● Dataset entries
--- START ---

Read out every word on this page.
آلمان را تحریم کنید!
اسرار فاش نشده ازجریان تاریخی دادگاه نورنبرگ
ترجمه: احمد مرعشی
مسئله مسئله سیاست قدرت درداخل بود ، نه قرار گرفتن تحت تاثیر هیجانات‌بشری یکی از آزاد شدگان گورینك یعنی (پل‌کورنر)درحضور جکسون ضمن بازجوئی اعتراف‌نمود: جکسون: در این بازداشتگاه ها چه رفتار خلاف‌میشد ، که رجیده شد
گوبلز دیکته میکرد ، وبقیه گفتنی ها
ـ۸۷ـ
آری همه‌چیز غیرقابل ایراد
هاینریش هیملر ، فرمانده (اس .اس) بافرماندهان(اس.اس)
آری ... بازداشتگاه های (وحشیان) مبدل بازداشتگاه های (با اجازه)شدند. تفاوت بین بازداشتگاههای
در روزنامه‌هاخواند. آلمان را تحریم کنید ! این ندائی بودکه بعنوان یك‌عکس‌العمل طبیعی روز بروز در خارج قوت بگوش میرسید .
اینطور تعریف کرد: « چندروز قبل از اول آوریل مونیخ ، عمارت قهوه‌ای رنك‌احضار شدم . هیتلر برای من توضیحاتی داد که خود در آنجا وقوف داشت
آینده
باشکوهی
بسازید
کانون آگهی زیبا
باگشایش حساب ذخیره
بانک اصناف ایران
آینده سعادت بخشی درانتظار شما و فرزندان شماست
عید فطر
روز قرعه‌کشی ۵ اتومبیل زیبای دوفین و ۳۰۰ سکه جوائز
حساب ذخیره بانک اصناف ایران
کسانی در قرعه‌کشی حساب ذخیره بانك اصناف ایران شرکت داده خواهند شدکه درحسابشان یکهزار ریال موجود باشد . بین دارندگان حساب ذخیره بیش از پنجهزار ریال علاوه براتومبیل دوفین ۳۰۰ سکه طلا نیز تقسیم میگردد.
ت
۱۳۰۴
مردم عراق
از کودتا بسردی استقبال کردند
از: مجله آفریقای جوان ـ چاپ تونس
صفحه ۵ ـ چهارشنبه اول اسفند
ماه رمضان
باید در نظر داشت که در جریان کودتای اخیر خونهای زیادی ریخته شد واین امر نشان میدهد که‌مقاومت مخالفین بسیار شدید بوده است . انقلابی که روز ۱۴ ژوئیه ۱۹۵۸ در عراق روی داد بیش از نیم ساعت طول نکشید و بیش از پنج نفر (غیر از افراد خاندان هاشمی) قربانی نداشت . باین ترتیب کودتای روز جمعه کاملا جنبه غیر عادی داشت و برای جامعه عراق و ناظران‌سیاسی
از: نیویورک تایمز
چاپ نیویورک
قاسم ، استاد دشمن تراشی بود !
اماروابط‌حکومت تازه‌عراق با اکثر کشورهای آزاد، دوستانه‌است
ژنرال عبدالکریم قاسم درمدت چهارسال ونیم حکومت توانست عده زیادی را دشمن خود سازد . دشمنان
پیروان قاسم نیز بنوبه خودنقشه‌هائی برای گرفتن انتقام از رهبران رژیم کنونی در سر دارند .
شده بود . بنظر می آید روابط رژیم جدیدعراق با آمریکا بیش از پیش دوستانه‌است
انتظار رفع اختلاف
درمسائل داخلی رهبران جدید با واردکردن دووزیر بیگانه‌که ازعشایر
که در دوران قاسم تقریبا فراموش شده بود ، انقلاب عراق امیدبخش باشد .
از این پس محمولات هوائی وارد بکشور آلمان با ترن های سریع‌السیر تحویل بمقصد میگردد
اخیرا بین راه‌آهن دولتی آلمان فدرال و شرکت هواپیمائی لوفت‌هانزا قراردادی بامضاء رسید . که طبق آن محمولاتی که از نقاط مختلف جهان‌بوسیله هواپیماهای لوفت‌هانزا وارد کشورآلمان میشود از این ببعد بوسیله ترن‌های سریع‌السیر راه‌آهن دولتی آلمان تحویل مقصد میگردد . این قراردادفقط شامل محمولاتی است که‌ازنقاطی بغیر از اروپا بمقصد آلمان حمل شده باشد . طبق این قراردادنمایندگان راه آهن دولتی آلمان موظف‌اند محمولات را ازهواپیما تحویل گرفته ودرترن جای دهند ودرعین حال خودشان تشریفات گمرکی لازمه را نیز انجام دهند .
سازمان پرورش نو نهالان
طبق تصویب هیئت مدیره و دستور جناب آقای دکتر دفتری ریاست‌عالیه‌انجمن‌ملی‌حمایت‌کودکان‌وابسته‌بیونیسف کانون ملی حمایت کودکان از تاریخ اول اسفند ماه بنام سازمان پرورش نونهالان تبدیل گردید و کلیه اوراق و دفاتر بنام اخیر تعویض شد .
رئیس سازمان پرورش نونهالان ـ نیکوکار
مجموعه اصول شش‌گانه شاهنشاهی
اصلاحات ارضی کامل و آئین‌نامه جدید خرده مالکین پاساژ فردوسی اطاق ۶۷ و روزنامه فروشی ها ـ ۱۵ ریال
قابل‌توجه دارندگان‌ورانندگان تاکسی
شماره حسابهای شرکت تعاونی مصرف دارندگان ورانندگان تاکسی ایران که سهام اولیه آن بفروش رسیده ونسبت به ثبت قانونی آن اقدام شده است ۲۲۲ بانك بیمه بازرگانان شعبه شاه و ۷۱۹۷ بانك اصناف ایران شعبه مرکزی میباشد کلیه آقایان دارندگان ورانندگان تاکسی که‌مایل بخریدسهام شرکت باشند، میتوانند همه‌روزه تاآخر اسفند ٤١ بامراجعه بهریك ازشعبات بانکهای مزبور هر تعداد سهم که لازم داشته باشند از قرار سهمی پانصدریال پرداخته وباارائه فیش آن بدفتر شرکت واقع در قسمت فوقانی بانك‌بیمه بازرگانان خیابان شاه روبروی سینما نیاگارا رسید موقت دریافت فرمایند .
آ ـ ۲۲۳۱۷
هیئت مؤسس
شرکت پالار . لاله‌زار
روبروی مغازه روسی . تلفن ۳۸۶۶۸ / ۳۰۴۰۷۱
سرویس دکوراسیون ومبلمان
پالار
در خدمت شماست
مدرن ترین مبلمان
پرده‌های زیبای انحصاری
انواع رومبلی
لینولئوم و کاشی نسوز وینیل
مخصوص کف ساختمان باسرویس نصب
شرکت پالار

--- END ---

● Exercise objective
The records are above. How many lines in them contain the word "روزنامه"? Give the number alone.

● Answer to the exercise
2